(Input rows)
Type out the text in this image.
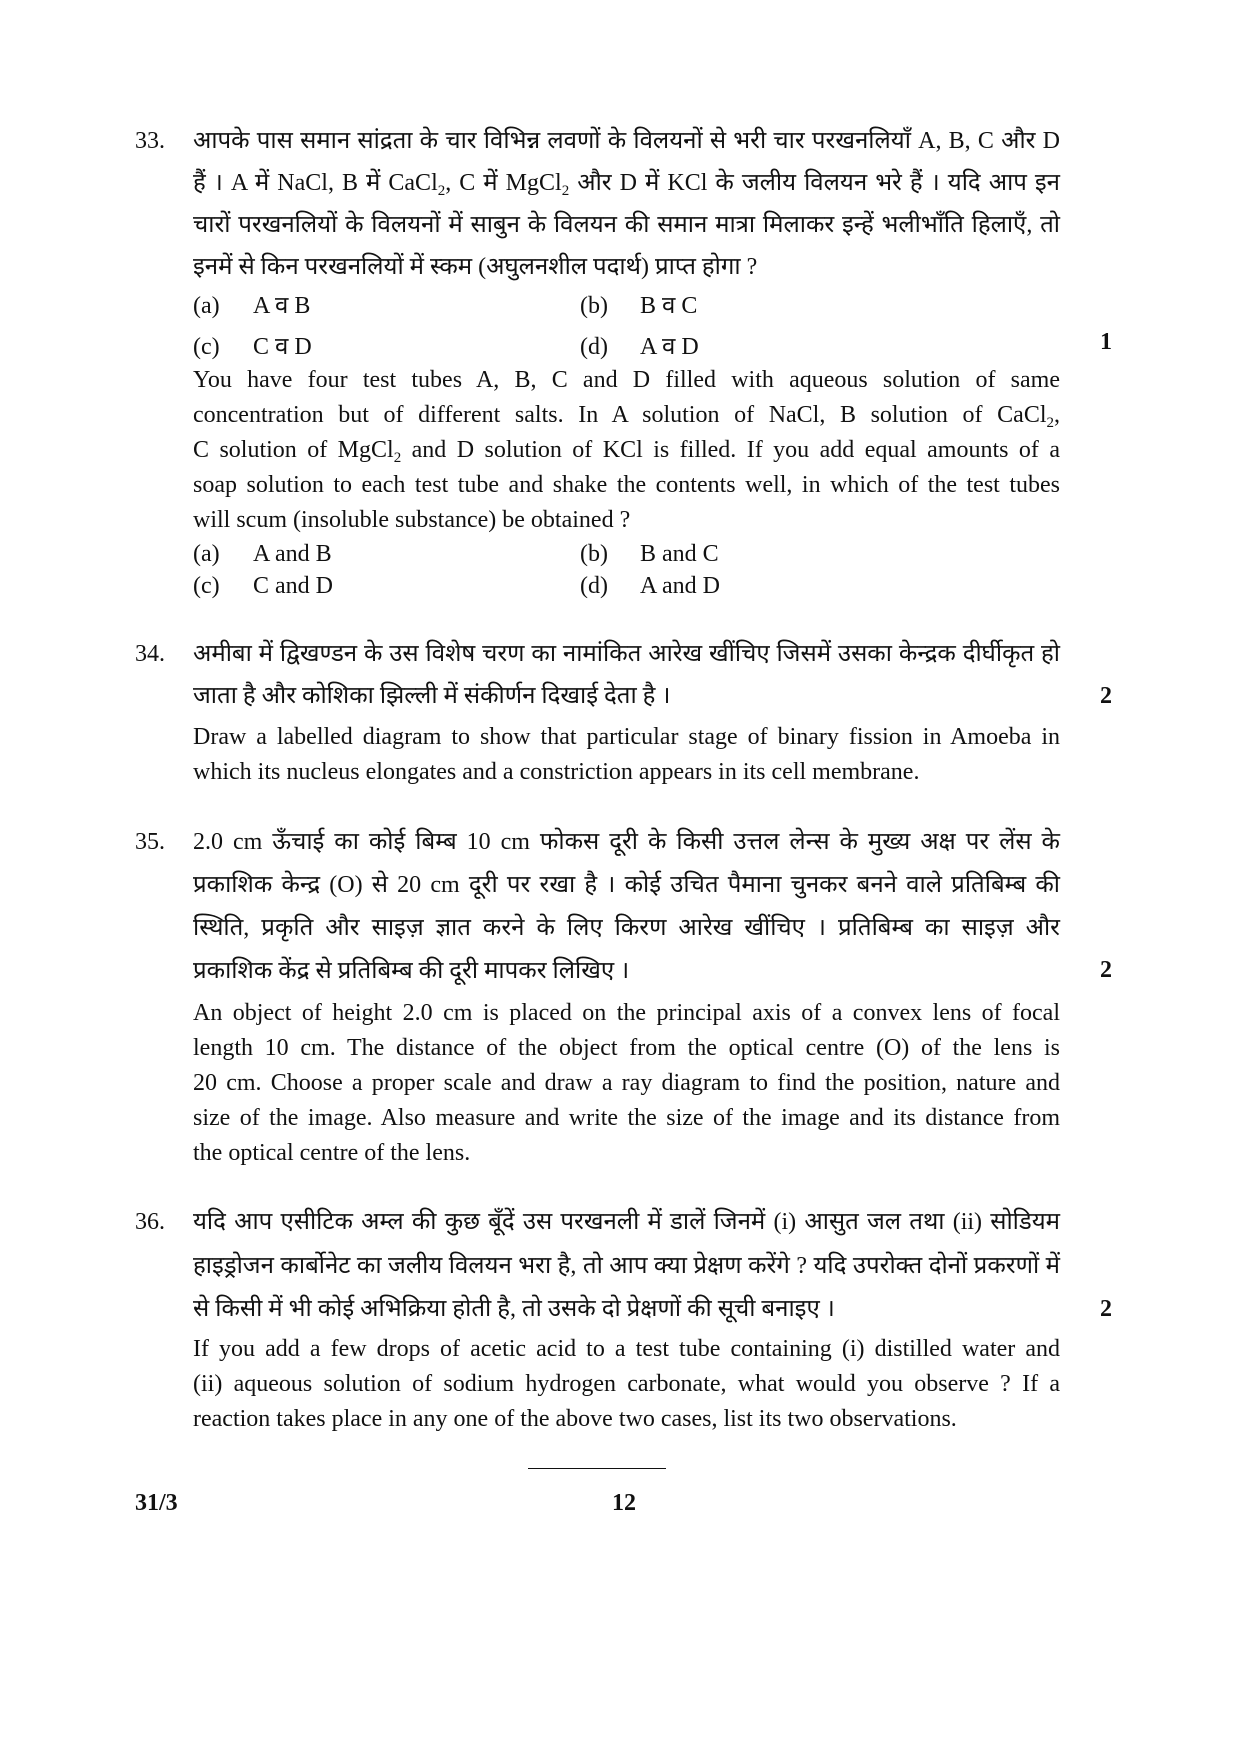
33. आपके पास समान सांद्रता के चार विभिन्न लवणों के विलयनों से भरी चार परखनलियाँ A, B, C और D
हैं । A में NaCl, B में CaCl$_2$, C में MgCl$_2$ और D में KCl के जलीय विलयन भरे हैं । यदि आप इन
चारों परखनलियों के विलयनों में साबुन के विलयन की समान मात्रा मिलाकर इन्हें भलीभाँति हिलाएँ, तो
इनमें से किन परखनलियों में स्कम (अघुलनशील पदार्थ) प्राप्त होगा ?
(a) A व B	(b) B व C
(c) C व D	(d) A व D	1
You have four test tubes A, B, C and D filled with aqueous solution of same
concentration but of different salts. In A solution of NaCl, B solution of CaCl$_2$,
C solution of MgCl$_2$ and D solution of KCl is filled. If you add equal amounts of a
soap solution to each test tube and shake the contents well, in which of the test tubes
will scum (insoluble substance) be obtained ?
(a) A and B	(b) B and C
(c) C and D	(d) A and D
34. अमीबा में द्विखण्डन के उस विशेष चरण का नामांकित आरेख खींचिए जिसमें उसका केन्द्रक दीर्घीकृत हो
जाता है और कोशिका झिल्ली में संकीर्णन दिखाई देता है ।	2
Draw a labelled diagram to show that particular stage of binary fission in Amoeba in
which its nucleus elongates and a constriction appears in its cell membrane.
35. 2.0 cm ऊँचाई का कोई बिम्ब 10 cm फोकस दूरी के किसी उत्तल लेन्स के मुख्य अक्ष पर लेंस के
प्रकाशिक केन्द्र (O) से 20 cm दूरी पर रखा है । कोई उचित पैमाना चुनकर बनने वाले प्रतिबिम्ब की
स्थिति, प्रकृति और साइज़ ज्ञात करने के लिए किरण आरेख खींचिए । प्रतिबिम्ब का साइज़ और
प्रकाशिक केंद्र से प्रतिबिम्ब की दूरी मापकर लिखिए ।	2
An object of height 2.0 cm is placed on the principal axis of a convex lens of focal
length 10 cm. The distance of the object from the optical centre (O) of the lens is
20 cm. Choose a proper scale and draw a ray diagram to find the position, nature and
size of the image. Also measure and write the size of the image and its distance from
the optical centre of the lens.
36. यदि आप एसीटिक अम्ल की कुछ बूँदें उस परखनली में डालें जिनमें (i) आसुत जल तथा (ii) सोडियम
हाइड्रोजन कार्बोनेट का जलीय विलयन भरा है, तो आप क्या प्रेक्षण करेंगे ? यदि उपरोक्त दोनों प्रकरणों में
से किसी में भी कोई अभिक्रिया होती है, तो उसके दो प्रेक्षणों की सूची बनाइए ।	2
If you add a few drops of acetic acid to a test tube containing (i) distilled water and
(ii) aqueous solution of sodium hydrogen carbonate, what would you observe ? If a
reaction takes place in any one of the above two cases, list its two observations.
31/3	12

(Task details) Apart from the pictures, the entries above are to be repeated in full and exactly.

(Exercise response)
Type out the text in this image.
33. आपके पास समान सांद्रता के चार विभिन्न लवणों के विलयनों से भरी चार परखनलियाँ A, B, C और D
हैं । A में NaCl, B में CaCl$_2$, C में MgCl$_2$ और D में KCl के जलीय विलयन भरे हैं । यदि आप इन
चारों परखनलियों के विलयनों में साबुन के विलयन की समान मात्रा मिलाकर इन्हें भलीभाँति हिलाएँ, तो
इनमें से किन परखनलियों में स्कम (अघुलनशील पदार्थ) प्राप्त होगा ?
(a) A व B	(b) B व C
(c) C व D	(d) A व D	1
You have four test tubes A, B, C and D filled with aqueous solution of same
concentration but of different salts. In A solution of NaCl, B solution of CaCl$_2$,
C solution of MgCl$_2$ and D solution of KCl is filled. If you add equal amounts of a
soap solution to each test tube and shake the contents well, in which of the test tubes
will scum (insoluble substance) be obtained ?
(a) A and B	(b) B and C
(c) C and D	(d) A and D
34. अमीबा में द्विखण्डन के उस विशेष चरण का नामांकित आरेख खींचिए जिसमें उसका केन्द्रक दीर्घीकृत हो
जाता है और कोशिका झिल्ली में संकीर्णन दिखाई देता है ।	2
Draw a labelled diagram to show that particular stage of binary fission in Amoeba in
which its nucleus elongates and a constriction appears in its cell membrane.
35. 2.0 cm ऊँचाई का कोई बिम्ब 10 cm फोकस दूरी के किसी उत्तल लेन्स के मुख्य अक्ष पर लेंस के
प्रकाशिक केन्द्र (O) से 20 cm दूरी पर रखा है । कोई उचित पैमाना चुनकर बनने वाले प्रतिबिम्ब की
स्थिति, प्रकृति और साइज़ ज्ञात करने के लिए किरण आरेख खींचिए । प्रतिबिम्ब का साइज़ और
प्रकाशिक केंद्र से प्रतिबिम्ब की दूरी मापकर लिखिए ।	2
An object of height 2.0 cm is placed on the principal axis of a convex lens of focal
length 10 cm. The distance of the object from the optical centre (O) of the lens is
20 cm. Choose a proper scale and draw a ray diagram to find the position, nature and
size of the image. Also measure and write the size of the image and its distance from
the optical centre of the lens.
36. यदि आप एसीटिक अम्ल की कुछ बूँदें उस परखनली में डालें जिनमें (i) आसुत जल तथा (ii) सोडियम
हाइड्रोजन कार्बोनेट का जलीय विलयन भरा है, तो आप क्या प्रेक्षण करेंगे ? यदि उपरोक्त दोनों प्रकरणों में
से किसी में भी कोई अभिक्रिया होती है, तो उसके दो प्रेक्षणों की सूची बनाइए ।	2
If you add a few drops of acetic acid to a test tube containing (i) distilled water and
(ii) aqueous solution of sodium hydrogen carbonate, what would you observe ? If a
reaction takes place in any one of the above two cases, list its two observations.
31/3	12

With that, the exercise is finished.